◆ Job ◆
Write out every line of the material exactly as it appears.

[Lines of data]
*-*-*
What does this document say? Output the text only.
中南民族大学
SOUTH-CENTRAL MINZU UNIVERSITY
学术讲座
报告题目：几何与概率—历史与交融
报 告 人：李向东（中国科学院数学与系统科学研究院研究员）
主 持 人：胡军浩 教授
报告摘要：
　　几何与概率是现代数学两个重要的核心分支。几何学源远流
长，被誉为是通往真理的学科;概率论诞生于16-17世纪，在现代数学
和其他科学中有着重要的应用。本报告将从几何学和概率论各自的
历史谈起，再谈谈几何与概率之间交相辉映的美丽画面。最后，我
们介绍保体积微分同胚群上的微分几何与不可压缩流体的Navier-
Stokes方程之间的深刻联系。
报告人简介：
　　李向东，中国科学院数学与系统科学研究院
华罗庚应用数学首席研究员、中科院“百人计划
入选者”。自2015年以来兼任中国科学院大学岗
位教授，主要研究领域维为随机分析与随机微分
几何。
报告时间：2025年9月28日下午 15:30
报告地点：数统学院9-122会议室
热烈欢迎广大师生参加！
*-*-*
◆ Right answer ◆
What does this document say? Output the text only.
中南民族大学
SOUTH-CENTRAL MINZU UNIVERSITY
学术讲座
报告题目：几何与概率—历史与交融
报 告 人：李向东（中国科学院数学与系统科学研究院研究员）
主 持 人：胡军浩 教授
报告摘要：
　　几何与概率是现代数学两个重要的核心分支。几何学源远流
长，被誉为是通往真理的学科;概率论诞生于16-17世纪，在现代数学
和其他科学中有着重要的应用。本报告将从几何学和概率论各自的
历史谈起，再谈谈几何与概率之间交相辉映的美丽画面。最后，我
们介绍保体积微分同胚群上的微分几何与不可压缩流体的Navier-
Stokes方程之间的深刻联系。
报告人简介：
　　李向东，中国科学院数学与系统科学研究院
华罗庚应用数学首席研究员、中科院“百人计划
入选者”。自2015年以来兼任中国科学院大学岗
位教授，主要研究领域维为随机分析与随机微分
几何。
报告时间：2025年9月28日下午 15:30
报告地点：数统学院9-122会议室
热烈欢迎广大师生参加！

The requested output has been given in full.